Given request:
Look through the material below for "Донбасса". Copy every line that contains it.

Material for this task:
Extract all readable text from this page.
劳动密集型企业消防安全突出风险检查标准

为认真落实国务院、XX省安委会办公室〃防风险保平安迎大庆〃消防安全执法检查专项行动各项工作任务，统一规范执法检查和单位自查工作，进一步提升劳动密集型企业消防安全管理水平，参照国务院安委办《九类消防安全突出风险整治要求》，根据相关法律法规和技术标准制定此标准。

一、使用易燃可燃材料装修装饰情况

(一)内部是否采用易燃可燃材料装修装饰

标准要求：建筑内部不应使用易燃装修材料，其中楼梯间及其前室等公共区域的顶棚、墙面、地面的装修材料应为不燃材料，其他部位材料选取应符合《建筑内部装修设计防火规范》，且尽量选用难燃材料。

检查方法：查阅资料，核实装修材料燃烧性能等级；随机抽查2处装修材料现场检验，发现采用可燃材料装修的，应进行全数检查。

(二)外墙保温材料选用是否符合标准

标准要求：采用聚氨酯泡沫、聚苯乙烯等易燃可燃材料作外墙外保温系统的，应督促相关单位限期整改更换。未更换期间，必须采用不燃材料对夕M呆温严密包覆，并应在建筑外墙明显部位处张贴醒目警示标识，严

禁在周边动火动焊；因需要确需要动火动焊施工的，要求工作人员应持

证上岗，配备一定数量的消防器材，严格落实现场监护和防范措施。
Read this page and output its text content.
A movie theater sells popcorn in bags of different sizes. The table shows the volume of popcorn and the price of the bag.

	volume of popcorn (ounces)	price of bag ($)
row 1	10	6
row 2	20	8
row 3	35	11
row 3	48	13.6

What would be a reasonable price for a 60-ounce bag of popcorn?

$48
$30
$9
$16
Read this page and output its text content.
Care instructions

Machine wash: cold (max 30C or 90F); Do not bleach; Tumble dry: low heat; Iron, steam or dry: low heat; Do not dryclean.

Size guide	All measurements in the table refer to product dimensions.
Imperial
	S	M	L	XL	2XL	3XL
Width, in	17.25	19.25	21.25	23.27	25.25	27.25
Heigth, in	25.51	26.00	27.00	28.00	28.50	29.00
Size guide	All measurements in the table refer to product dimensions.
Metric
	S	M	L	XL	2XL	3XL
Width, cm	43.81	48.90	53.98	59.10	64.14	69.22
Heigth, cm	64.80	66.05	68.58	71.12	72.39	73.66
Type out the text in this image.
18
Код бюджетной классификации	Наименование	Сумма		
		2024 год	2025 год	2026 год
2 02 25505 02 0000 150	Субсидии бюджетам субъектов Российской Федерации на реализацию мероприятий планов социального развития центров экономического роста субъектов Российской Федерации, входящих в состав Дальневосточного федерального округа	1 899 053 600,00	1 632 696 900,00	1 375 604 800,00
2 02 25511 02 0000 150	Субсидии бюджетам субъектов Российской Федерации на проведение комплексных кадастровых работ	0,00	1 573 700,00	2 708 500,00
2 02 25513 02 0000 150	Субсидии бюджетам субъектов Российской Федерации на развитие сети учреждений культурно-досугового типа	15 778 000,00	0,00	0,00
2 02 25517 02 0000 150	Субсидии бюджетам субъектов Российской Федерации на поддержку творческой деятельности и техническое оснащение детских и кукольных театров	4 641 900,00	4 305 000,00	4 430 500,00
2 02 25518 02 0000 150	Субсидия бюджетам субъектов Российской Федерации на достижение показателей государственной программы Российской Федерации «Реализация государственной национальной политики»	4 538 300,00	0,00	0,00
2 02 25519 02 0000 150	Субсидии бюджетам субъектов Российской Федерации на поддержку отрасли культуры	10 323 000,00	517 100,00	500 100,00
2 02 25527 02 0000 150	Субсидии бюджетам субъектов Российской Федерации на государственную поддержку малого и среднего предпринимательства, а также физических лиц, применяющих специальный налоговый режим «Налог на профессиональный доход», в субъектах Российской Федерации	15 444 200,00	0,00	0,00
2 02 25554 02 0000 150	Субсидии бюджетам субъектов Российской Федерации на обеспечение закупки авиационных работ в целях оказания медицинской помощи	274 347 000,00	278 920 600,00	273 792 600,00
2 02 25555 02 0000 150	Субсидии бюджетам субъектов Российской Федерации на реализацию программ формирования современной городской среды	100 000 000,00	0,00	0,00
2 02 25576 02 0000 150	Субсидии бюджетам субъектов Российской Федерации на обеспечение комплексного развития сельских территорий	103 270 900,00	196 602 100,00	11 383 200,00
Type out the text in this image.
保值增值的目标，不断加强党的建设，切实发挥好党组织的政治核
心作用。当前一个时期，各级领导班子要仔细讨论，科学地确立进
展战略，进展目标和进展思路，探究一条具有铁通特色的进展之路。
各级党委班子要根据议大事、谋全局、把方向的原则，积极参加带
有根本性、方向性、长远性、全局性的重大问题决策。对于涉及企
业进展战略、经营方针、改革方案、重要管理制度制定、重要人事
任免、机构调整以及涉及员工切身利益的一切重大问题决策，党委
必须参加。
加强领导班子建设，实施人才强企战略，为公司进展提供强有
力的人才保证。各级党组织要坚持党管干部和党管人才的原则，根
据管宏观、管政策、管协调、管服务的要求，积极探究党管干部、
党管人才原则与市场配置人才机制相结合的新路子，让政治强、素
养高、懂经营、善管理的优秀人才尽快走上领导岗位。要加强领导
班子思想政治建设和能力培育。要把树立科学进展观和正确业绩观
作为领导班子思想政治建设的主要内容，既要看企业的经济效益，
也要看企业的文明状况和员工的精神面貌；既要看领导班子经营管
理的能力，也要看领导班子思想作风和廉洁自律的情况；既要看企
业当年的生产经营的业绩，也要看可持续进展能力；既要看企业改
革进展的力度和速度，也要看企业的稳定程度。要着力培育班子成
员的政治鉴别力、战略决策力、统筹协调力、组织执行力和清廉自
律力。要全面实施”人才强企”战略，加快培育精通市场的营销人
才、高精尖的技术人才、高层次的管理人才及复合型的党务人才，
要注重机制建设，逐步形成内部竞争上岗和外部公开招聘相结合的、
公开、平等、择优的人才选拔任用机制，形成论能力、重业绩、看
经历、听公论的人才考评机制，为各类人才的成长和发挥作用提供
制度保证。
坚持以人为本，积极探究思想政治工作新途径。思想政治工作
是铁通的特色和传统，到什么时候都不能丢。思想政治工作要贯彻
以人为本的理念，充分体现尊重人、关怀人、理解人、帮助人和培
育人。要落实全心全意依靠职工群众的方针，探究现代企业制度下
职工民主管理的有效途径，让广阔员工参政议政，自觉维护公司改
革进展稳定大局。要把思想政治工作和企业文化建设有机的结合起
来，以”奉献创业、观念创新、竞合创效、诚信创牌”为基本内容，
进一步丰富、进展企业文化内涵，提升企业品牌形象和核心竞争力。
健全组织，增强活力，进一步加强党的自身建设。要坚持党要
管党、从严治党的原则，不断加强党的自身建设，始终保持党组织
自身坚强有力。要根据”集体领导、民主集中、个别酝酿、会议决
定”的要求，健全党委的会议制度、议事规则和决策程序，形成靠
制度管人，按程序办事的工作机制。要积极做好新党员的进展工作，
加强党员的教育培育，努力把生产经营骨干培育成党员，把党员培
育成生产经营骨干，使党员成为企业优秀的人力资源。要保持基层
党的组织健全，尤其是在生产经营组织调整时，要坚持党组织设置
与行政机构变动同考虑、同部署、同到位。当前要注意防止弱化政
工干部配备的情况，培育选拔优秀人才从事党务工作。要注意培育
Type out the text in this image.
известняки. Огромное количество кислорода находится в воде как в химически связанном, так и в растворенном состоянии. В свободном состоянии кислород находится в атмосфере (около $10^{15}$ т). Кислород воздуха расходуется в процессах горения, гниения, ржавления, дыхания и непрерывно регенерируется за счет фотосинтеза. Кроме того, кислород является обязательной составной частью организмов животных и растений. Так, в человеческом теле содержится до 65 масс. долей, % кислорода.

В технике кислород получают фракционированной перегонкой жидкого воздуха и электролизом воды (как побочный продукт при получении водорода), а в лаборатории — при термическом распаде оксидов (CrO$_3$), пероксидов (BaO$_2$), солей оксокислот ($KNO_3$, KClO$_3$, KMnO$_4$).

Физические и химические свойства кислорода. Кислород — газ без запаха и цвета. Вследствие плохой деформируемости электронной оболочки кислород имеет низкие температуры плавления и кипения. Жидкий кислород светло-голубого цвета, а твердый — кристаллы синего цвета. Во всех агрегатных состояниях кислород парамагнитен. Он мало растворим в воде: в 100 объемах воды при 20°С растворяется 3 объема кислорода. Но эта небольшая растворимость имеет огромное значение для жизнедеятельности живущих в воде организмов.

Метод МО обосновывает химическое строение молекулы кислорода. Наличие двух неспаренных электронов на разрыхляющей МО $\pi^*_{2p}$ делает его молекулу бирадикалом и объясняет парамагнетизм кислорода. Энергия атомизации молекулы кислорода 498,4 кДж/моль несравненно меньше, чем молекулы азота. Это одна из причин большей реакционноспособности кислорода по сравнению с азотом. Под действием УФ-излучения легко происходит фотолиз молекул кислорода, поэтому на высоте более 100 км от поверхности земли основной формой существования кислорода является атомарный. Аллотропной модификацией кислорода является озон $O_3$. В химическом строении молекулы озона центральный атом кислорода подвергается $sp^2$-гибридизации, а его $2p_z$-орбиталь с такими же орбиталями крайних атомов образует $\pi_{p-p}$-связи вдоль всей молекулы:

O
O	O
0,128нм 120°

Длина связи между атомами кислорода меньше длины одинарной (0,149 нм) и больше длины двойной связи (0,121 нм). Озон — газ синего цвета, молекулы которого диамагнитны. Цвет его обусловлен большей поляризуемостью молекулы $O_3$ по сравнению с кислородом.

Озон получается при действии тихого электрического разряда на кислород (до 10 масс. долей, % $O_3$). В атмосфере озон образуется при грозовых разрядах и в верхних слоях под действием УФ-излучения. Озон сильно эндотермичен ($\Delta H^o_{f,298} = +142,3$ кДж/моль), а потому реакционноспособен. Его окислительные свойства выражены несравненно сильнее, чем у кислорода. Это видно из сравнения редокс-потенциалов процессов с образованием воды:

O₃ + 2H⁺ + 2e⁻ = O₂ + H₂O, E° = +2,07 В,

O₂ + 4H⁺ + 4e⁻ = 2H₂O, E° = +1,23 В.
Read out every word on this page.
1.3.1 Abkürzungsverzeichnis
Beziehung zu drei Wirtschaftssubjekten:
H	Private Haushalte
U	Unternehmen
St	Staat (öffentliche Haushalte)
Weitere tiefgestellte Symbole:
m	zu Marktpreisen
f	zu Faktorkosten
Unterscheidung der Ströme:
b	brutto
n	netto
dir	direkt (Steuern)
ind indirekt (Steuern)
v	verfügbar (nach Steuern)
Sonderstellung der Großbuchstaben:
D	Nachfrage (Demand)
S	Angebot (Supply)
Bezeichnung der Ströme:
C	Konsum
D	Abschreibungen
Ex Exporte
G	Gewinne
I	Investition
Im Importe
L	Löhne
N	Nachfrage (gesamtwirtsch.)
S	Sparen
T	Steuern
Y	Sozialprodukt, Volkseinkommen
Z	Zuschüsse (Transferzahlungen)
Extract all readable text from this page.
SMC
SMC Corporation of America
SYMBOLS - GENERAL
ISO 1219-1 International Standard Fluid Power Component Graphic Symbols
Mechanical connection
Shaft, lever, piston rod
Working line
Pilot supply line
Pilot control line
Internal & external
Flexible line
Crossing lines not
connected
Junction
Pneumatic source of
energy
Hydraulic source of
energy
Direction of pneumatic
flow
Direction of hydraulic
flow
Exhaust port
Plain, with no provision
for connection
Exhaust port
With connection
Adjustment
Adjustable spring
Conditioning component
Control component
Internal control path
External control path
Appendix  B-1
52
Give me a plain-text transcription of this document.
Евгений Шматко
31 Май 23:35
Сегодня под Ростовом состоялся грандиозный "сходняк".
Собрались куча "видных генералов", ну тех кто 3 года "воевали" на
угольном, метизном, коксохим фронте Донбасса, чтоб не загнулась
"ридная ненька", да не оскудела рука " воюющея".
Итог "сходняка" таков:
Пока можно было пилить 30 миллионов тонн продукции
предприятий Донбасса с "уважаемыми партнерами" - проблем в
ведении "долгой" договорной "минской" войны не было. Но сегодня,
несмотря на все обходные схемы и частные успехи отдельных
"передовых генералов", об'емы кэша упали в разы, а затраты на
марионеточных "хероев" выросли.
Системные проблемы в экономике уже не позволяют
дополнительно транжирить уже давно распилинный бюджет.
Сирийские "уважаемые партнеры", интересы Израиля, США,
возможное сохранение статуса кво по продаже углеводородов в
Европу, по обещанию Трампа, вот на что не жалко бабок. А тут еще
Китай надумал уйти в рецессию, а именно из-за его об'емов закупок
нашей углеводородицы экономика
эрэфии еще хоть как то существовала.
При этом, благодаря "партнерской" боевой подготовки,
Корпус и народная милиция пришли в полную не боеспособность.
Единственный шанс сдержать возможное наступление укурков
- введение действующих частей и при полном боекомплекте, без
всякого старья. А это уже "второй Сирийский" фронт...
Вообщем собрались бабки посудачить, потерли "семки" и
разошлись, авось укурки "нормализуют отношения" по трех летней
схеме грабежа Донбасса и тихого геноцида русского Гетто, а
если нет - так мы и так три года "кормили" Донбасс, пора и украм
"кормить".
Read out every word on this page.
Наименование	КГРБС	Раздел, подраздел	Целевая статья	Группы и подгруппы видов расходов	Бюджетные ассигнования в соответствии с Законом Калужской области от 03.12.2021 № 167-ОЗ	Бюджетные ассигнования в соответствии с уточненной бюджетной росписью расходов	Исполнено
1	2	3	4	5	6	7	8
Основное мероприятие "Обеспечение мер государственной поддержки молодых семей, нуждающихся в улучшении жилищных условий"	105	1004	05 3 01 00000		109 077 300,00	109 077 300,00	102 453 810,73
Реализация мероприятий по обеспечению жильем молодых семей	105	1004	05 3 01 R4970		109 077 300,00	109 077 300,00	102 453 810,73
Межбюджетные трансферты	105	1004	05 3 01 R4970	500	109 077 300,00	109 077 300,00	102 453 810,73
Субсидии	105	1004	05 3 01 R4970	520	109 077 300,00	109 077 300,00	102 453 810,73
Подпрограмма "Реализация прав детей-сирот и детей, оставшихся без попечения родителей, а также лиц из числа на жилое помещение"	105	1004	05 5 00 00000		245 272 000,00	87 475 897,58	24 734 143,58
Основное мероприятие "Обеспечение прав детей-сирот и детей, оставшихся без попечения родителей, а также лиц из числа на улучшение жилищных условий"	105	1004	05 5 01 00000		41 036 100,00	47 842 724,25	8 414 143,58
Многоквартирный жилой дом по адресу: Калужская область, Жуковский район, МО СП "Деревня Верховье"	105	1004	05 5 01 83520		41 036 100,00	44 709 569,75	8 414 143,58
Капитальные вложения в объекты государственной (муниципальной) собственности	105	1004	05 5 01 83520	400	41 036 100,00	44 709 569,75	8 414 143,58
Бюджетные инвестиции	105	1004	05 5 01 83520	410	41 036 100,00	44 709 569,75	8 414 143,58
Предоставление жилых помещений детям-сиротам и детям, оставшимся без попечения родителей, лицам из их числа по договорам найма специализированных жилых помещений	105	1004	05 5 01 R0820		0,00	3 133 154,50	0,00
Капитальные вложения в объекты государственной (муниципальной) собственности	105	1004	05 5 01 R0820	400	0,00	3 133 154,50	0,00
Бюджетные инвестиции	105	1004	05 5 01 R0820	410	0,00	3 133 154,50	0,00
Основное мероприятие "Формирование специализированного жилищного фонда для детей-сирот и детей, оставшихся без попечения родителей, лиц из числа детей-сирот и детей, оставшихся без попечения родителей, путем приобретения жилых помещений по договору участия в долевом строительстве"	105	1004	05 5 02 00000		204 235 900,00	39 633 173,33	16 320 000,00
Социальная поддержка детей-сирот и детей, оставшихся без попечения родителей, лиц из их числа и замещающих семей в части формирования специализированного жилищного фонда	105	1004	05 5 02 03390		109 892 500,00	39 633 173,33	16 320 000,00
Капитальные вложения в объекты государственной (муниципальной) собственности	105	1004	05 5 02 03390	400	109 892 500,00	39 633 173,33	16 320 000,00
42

Correct answer:
угольном, метизном, коксохим фронте Донбасса, чтоб не загнулась
предприятий Донбасса с "уважаемыми партнерами" - проблем в
схеме грабежа Донбасса и тихого геноцида русского Гетто, а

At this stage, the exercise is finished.